**The exercise**
Look through the material below for "pouvez". Copy every line that contains it.

*-*-*

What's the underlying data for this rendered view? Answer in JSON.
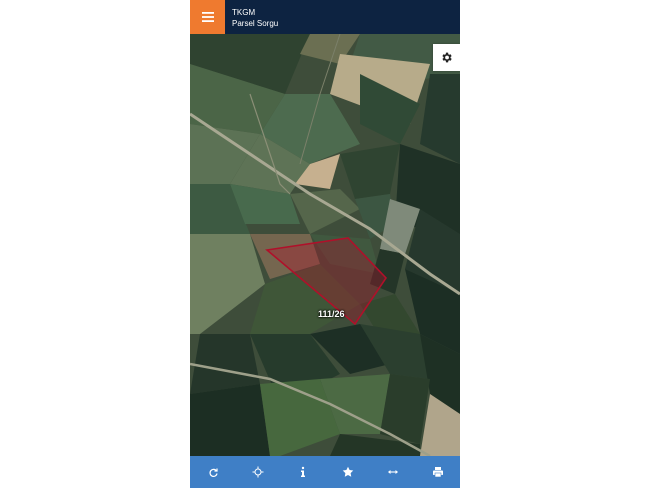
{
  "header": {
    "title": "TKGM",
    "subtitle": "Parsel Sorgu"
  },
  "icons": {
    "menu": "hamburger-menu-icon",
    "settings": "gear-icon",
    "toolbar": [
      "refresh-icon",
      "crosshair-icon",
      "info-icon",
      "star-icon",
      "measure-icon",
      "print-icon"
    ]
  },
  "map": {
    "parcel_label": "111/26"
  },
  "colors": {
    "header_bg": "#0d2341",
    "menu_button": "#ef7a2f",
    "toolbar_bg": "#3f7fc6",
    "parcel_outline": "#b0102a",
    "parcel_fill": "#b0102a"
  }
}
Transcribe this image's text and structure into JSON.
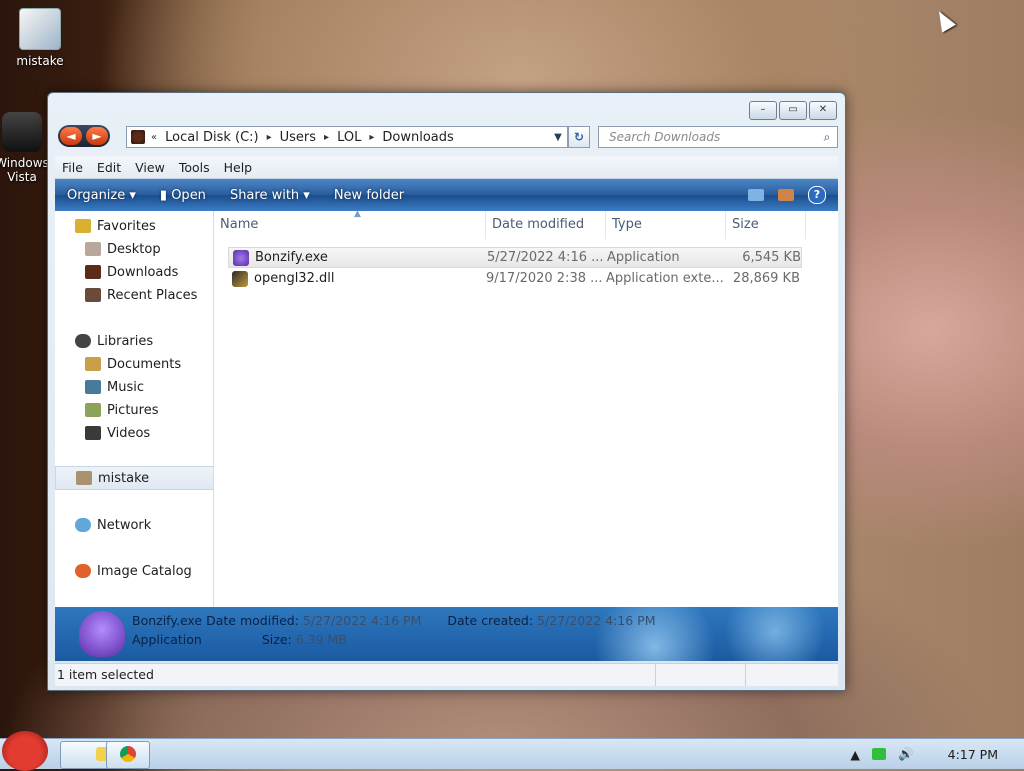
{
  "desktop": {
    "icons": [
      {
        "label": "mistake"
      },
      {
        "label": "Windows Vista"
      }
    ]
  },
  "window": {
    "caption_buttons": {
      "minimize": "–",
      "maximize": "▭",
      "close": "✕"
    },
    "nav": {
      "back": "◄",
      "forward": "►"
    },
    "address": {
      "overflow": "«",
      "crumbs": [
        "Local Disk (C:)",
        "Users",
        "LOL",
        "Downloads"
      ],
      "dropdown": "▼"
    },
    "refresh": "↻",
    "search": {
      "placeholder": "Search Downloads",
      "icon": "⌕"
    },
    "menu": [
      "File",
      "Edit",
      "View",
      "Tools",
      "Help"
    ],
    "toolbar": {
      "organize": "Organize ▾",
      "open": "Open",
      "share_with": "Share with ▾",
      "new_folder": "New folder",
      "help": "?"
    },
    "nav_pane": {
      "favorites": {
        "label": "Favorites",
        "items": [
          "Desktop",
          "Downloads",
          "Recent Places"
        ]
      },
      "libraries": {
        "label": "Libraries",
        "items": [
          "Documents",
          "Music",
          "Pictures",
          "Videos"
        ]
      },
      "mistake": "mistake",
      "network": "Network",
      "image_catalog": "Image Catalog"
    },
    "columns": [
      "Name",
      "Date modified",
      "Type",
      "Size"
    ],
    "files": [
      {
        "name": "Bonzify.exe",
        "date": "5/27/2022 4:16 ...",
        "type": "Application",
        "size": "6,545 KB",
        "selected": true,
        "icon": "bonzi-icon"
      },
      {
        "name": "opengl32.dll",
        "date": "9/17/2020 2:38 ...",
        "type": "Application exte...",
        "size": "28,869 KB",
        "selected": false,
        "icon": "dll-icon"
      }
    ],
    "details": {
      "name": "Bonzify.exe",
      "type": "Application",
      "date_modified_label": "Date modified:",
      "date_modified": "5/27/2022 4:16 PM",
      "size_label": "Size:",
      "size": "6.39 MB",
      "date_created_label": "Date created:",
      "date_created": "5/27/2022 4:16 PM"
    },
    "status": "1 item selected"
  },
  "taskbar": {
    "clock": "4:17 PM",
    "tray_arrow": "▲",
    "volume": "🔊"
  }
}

*-*-*

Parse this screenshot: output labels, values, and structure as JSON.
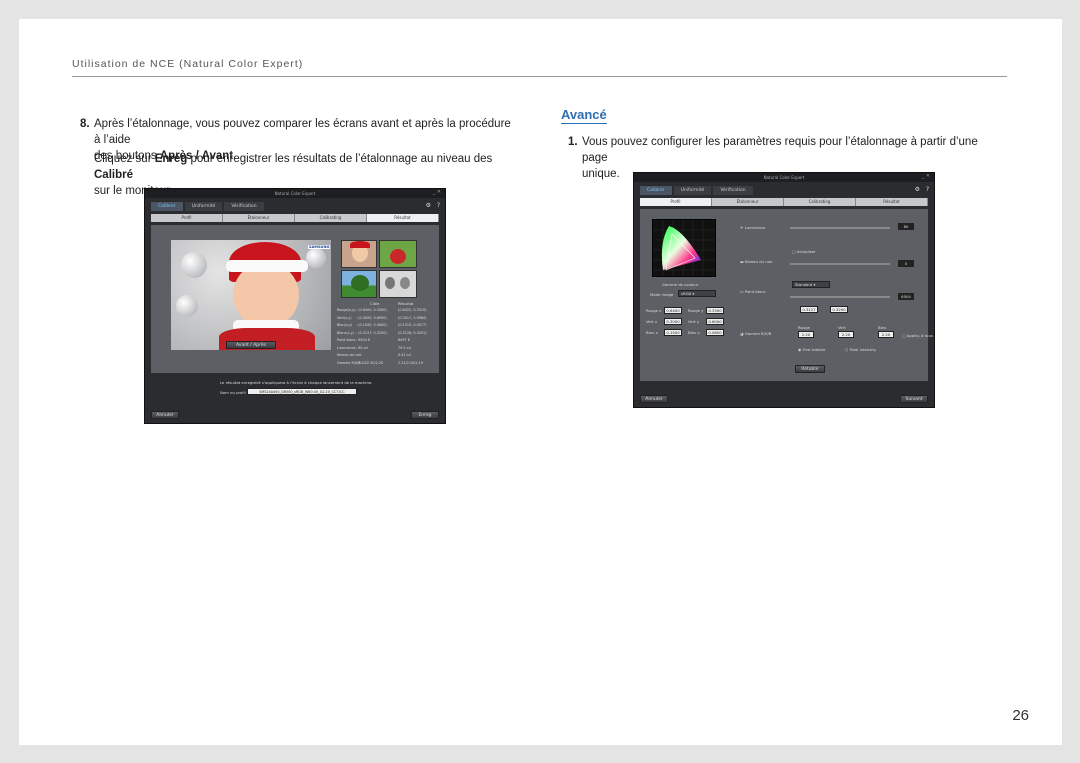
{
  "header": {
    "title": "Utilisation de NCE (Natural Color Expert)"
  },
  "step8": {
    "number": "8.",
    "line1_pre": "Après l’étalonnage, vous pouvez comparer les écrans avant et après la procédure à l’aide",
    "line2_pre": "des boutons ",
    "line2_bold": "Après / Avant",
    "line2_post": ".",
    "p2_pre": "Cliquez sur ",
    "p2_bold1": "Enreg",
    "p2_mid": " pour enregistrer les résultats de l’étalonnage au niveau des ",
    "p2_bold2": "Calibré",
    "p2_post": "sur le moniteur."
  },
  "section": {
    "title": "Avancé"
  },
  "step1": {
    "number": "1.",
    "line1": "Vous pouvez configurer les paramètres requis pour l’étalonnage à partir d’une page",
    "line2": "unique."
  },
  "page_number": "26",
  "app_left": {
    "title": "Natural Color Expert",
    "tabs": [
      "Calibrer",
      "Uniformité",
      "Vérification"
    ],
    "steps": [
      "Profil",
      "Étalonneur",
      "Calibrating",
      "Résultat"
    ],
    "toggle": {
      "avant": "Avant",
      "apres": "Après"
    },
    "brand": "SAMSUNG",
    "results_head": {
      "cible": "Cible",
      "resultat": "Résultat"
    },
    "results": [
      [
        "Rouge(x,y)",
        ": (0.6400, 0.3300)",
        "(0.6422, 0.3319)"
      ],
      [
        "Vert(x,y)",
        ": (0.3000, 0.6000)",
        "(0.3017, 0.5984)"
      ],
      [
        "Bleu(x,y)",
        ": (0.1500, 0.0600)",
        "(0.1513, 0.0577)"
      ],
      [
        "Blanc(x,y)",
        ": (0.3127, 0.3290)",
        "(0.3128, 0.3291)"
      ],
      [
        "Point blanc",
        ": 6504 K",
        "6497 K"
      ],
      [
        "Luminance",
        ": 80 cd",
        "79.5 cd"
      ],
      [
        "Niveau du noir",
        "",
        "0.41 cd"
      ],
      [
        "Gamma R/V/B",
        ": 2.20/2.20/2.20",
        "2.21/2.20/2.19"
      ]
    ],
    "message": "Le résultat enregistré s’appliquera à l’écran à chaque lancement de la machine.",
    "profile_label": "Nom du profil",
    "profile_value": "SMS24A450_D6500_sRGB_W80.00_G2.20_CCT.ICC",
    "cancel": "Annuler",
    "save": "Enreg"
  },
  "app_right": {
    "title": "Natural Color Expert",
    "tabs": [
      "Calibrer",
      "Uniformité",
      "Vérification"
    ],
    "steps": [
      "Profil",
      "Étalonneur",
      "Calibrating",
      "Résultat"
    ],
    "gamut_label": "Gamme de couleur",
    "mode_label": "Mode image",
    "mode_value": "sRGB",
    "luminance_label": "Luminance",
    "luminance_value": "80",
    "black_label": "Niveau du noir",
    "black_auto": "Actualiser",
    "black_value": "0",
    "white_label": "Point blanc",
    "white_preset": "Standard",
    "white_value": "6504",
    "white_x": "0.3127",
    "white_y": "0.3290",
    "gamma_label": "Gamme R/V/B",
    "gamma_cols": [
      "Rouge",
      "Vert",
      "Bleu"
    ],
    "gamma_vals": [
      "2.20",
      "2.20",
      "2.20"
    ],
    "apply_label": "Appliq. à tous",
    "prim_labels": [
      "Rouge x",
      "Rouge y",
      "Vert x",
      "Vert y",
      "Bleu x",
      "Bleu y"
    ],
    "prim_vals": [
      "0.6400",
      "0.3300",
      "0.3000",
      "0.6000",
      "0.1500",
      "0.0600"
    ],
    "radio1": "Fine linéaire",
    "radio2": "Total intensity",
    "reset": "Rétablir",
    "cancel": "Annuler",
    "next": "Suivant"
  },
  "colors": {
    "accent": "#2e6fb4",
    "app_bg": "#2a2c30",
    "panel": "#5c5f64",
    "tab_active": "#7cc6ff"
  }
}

*-*-*

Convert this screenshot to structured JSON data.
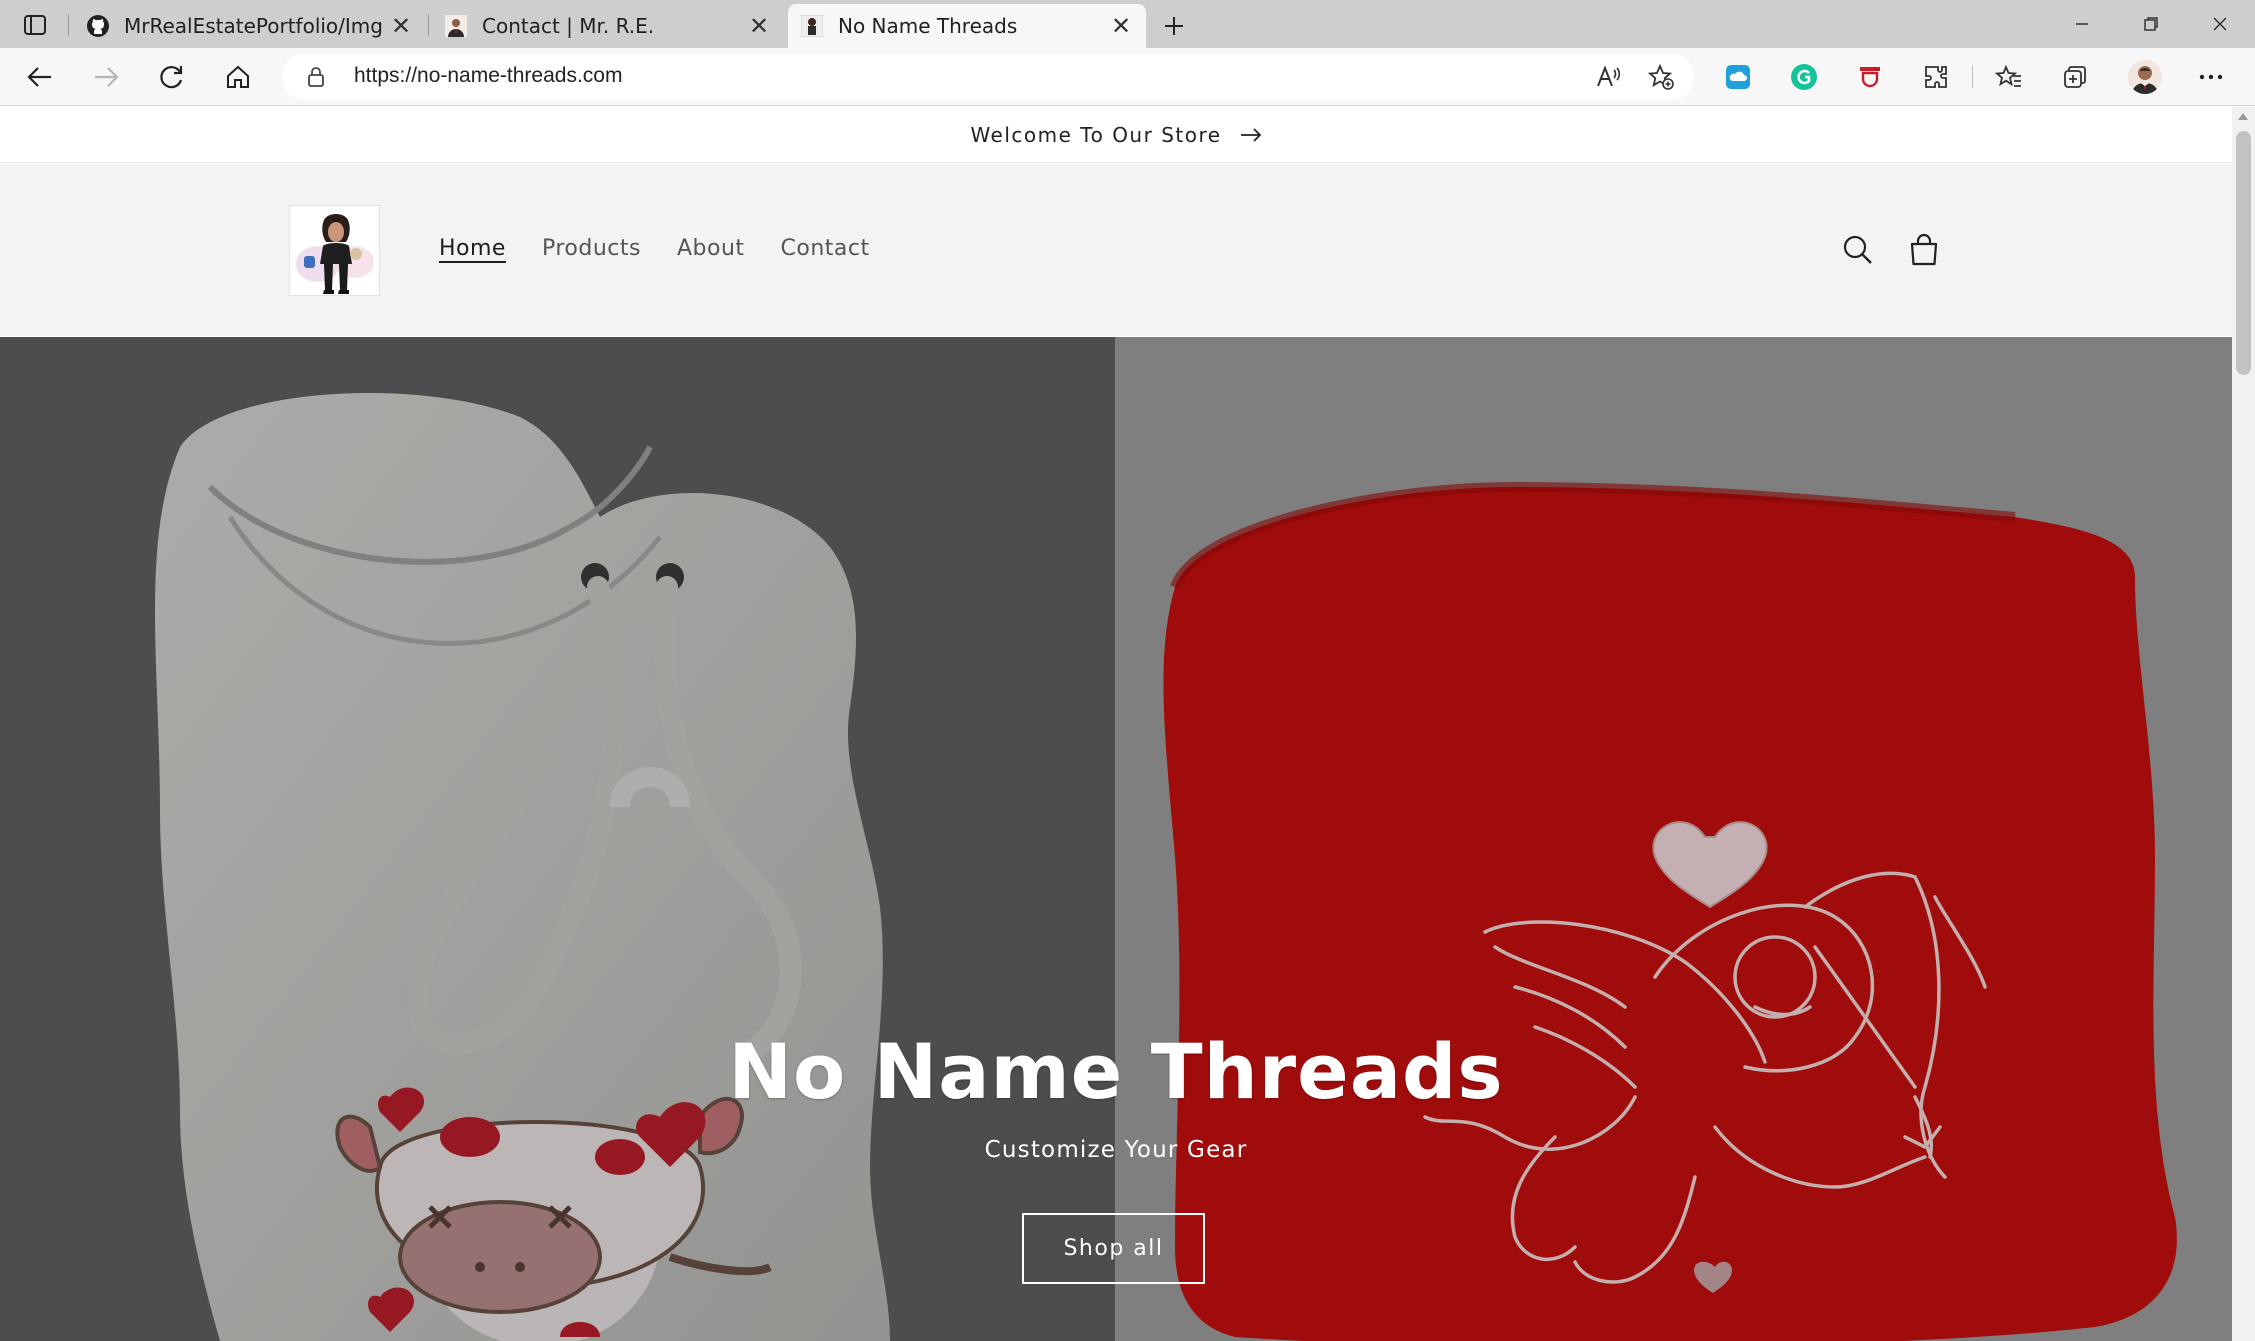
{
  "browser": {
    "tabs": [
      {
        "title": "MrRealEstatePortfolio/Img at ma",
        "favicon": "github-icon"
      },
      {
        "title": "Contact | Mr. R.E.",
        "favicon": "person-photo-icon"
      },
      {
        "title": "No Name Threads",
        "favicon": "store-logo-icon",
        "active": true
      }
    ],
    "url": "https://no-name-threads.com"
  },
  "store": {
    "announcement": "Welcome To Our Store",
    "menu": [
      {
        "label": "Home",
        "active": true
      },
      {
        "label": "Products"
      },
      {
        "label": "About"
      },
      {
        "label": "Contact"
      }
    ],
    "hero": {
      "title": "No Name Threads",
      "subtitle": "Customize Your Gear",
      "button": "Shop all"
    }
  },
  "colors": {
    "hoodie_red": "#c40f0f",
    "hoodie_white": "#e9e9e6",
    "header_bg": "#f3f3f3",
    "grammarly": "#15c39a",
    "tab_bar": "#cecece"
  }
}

*-*-*

**Response**
    "line1_pre": "Après l’étalonnage, vous pouvez comparer les écrans avant et après la procédure à l’aide",
    "line1": "Vous pouvez configurer les paramètres requis pour l’étalonnage à partir d’une page",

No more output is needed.